** EXERCISE BRIEF **
Keep the pictures out and restate every record exactly.
□ □ □ □
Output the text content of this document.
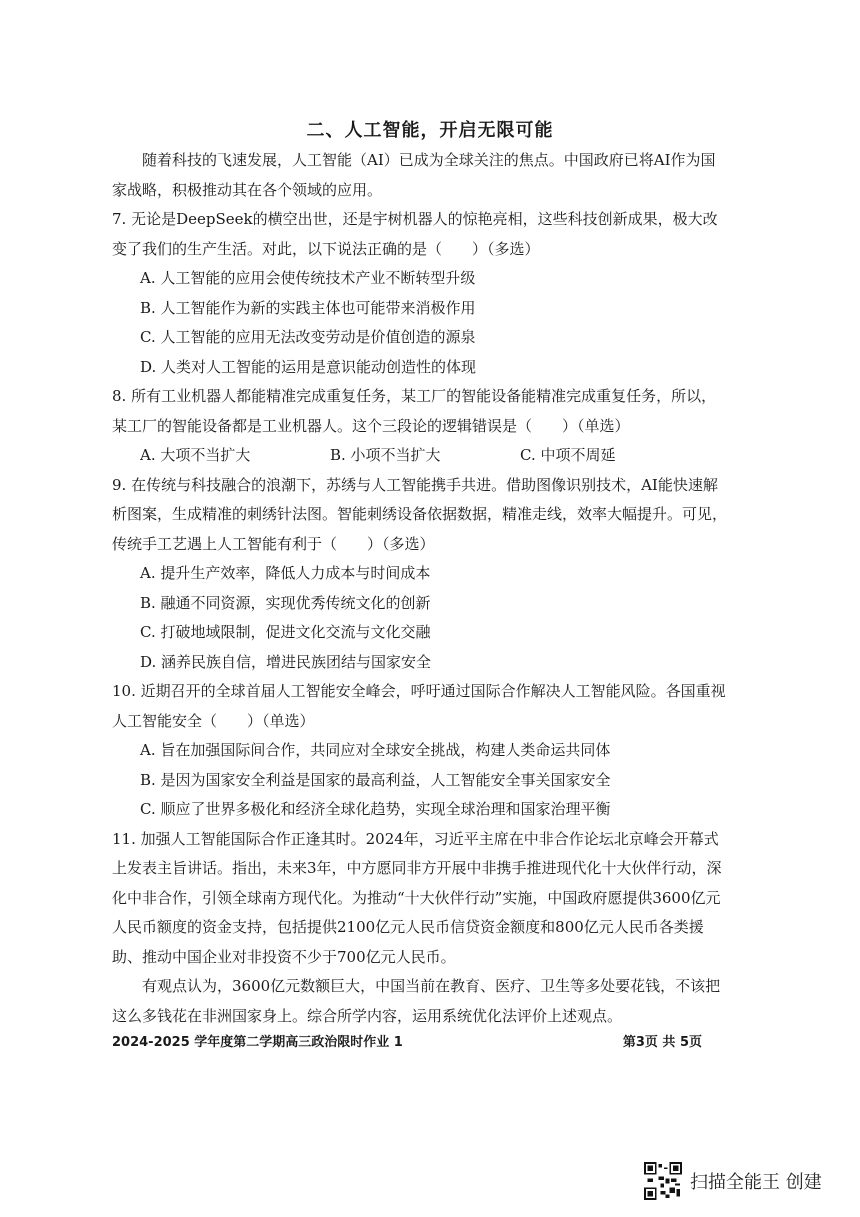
二、人工智能，开启无限可能

随着科技的飞速发展，人工智能（AI）已成为全球关注的焦点。中国政府已将AI作为国家战略，积极推动其在各个领域的应用。

7. 无论是DeepSeek的横空出世，还是宇树机器人的惊艳亮相，这些科技创新成果，极大改变了我们的生产生活。对此，以下说法正确的是（　　）（多选）

A. 人工智能的应用会使传统技术产业不断转型升级

B. 人工智能作为新的实践主体也可能带来消极作用

C. 人工智能的应用无法改变劳动是价值创造的源泉

D. 人类对人工智能的运用是意识能动创造性的体现

8. 所有工业机器人都能精准完成重复任务，某工厂的智能设备能精准完成重复任务，所以，某工厂的智能设备都是工业机器人。这个三段论的逻辑错误是（　　）（单选）

A. 大项不当扩大	B. 小项不当扩大	C. 中项不周延

9. 在传统与科技融合的浪潮下，苏绣与人工智能携手共进。借助图像识别技术，AI能快速解析图案，生成精准的刺绣针法图。智能刺绣设备依据数据，精准走线，效率大幅提升。可见，传统手工艺遇上人工智能有利于（　　）（多选）

A. 提升生产效率，降低人力成本与时间成本

B. 融通不同资源，实现优秀传统文化的创新

C. 打破地域限制，促进文化交流与文化交融

D. 涵养民族自信，增进民族团结与国家安全

10. 近期召开的全球首届人工智能安全峰会，呼吁通过国际合作解决人工智能风险。各国重视人工智能安全（　　）（单选）

A. 旨在加强国际间合作，共同应对全球安全挑战，构建人类命运共同体

B. 是因为国家安全利益是国家的最高利益，人工智能安全事关国家安全

C. 顺应了世界多极化和经济全球化趋势，实现全球治理和国家治理平衡

11. 加强人工智能国际合作正逢其时。2024年，习近平主席在中非合作论坛北京峰会开幕式上发表主旨讲话。指出，未来3年，中方愿同非方开展中非携手推进现代化十大伙伴行动，深化中非合作，引领全球南方现代化。为推动“十大伙伴行动”实施，中国政府愿提供3600亿元人民币额度的资金支持，包括提供2100亿元人民币信贷资金额度和800亿元人民币各类援助、推动中国企业对非投资不少于700亿元人民币。

有观点认为，3600亿元数额巨大，中国当前在教育、医疗、卫生等多处要花钱，不该把这么多钱花在非洲国家身上。综合所学内容，运用系统优化法评价上述观点。

2024-2025 学年度第二学期高三政治限时作业 1	第3页 共 5页
扫描全能王 创建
□ □ □ □
** TASK RESULT **
Output the text content of this document.
二、人工智能，开启无限可能

随着科技的飞速发展，人工智能（AI）已成为全球关注的焦点。中国政府已将AI作为国家战略，积极推动其在各个领域的应用。

7. 无论是DeepSeek的横空出世，还是宇树机器人的惊艳亮相，这些科技创新成果，极大改变了我们的生产生活。对此，以下说法正确的是（　　）（多选）

A. 人工智能的应用会使传统技术产业不断转型升级

B. 人工智能作为新的实践主体也可能带来消极作用

C. 人工智能的应用无法改变劳动是价值创造的源泉

D. 人类对人工智能的运用是意识能动创造性的体现

8. 所有工业机器人都能精准完成重复任务，某工厂的智能设备能精准完成重复任务，所以，某工厂的智能设备都是工业机器人。这个三段论的逻辑错误是（　　）（单选）

A. 大项不当扩大	B. 小项不当扩大	C. 中项不周延

9. 在传统与科技融合的浪潮下，苏绣与人工智能携手共进。借助图像识别技术，AI能快速解析图案，生成精准的刺绣针法图。智能刺绣设备依据数据，精准走线，效率大幅提升。可见，传统手工艺遇上人工智能有利于（　　）（多选）

A. 提升生产效率，降低人力成本与时间成本

B. 融通不同资源，实现优秀传统文化的创新

C. 打破地域限制，促进文化交流与文化交融

D. 涵养民族自信，增进民族团结与国家安全

10. 近期召开的全球首届人工智能安全峰会，呼吁通过国际合作解决人工智能风险。各国重视人工智能安全（　　）（单选）

A. 旨在加强国际间合作，共同应对全球安全挑战，构建人类命运共同体

B. 是因为国家安全利益是国家的最高利益，人工智能安全事关国家安全

C. 顺应了世界多极化和经济全球化趋势，实现全球治理和国家治理平衡

11. 加强人工智能国际合作正逢其时。2024年，习近平主席在中非合作论坛北京峰会开幕式上发表主旨讲话。指出，未来3年，中方愿同非方开展中非携手推进现代化十大伙伴行动，深化中非合作，引领全球南方现代化。为推动“十大伙伴行动”实施，中国政府愿提供3600亿元人民币额度的资金支持，包括提供2100亿元人民币信贷资金额度和800亿元人民币各类援助、推动中国企业对非投资不少于700亿元人民币。

有观点认为，3600亿元数额巨大，中国当前在教育、医疗、卫生等多处要花钱，不该把这么多钱花在非洲国家身上。综合所学内容，运用系统优化法评价上述观点。

2024-2025 学年度第二学期高三政治限时作业 1	第3页 共 5页
扫描全能王 创建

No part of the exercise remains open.